▶ [Exercise objective]: Look through the data below. Pick out the lines holding the string "strike".

------------------------------------------------

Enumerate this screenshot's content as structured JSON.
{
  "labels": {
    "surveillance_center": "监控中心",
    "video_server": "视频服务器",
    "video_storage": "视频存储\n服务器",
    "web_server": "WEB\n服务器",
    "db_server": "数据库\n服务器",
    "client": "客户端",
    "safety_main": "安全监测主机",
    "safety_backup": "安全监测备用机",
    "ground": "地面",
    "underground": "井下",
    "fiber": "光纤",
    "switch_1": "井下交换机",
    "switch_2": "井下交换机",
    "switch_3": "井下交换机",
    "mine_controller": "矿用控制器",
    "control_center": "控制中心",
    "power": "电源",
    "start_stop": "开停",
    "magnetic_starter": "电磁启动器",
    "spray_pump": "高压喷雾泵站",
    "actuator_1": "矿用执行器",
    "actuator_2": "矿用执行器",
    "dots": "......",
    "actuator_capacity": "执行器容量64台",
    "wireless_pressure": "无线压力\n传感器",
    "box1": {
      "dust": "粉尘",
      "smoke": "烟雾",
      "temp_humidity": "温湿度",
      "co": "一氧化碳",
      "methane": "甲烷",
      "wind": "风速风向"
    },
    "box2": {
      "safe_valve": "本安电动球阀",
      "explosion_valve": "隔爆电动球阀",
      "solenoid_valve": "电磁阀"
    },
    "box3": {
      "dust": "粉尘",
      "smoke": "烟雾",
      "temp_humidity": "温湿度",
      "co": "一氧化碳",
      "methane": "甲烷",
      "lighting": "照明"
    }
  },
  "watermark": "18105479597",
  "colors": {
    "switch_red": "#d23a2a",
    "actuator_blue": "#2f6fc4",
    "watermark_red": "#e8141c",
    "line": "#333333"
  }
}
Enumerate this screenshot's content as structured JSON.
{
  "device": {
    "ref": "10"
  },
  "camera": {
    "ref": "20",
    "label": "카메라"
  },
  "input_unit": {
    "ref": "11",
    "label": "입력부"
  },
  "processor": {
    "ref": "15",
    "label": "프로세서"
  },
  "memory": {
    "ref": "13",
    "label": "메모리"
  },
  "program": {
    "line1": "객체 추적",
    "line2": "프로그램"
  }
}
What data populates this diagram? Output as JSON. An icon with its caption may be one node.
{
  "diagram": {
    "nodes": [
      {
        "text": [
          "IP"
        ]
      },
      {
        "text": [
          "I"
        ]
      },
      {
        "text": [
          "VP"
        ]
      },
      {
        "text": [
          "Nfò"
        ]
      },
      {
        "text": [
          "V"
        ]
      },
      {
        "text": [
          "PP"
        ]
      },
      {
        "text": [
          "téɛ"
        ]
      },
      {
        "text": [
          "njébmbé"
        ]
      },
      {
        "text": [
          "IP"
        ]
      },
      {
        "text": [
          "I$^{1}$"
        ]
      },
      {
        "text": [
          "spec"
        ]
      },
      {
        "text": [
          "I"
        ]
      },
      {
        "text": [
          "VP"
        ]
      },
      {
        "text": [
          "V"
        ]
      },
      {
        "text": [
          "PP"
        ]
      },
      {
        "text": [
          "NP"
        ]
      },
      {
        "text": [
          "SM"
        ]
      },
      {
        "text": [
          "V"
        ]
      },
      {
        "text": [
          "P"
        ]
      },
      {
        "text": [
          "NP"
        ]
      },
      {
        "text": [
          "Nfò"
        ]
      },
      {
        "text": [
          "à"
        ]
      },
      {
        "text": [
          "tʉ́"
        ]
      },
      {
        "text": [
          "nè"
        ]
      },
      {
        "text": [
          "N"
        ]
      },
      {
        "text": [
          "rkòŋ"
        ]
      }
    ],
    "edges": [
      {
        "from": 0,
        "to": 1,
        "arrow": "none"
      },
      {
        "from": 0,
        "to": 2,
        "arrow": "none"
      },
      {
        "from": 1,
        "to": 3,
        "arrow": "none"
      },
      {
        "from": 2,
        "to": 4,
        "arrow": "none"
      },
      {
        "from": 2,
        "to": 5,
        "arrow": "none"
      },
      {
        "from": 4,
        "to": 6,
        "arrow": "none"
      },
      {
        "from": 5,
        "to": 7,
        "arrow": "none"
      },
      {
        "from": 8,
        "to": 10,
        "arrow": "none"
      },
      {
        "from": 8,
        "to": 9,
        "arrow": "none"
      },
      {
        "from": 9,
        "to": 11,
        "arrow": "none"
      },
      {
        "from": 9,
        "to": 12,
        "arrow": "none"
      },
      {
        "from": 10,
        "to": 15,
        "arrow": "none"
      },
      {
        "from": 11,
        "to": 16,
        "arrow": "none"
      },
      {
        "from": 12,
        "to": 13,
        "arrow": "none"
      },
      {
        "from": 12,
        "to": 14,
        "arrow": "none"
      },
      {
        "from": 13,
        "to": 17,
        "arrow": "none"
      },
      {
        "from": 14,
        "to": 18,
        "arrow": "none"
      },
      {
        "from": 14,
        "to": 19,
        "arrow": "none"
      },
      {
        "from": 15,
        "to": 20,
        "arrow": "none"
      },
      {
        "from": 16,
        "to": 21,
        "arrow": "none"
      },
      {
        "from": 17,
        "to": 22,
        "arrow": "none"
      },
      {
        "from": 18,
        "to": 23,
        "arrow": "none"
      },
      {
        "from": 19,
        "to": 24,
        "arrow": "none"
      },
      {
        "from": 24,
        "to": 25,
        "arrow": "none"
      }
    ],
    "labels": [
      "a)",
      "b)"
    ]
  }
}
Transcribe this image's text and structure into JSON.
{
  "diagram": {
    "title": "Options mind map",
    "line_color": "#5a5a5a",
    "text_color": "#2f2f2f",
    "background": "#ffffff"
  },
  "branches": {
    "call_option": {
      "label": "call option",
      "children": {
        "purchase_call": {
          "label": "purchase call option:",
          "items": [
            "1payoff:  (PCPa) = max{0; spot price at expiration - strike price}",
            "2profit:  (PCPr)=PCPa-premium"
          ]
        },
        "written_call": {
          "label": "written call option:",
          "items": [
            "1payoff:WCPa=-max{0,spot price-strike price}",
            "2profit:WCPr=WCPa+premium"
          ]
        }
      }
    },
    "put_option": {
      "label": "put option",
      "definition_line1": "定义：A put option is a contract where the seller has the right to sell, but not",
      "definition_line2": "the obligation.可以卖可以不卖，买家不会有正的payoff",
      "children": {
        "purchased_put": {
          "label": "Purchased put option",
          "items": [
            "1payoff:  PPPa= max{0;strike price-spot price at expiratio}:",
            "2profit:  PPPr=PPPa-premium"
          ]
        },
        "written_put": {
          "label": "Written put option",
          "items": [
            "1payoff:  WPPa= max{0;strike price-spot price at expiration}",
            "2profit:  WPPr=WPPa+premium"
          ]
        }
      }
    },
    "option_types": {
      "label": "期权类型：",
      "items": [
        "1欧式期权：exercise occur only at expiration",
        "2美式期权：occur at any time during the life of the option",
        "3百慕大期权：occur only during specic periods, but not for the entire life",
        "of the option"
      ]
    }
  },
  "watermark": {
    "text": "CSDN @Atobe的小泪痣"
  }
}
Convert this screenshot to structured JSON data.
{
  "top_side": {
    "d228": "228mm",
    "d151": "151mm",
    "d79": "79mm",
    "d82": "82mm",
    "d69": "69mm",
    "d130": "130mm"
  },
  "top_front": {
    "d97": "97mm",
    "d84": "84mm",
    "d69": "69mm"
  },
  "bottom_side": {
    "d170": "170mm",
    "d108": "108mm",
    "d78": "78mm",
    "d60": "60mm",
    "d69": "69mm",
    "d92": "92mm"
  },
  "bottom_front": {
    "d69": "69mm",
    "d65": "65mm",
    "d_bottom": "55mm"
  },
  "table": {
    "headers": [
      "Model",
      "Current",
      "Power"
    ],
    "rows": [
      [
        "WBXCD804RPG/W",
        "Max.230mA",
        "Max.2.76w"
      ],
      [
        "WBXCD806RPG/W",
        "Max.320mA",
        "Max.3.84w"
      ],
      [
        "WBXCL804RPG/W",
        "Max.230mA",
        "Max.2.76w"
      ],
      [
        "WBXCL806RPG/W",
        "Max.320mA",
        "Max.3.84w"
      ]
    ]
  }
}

------------------------------------------------

▶ [Worked solution]:
            "1payoff:  (PCPa) = max{0; spot price at expiration - strike price}",
            "1payoff:WCPa=-max{0,spot price-strike price}",
            "1payoff:  PPPa= max{0;strike price-spot price at expiratio}:",
            "1payoff:  WPPa= max{0;strike price-spot price at expiration}",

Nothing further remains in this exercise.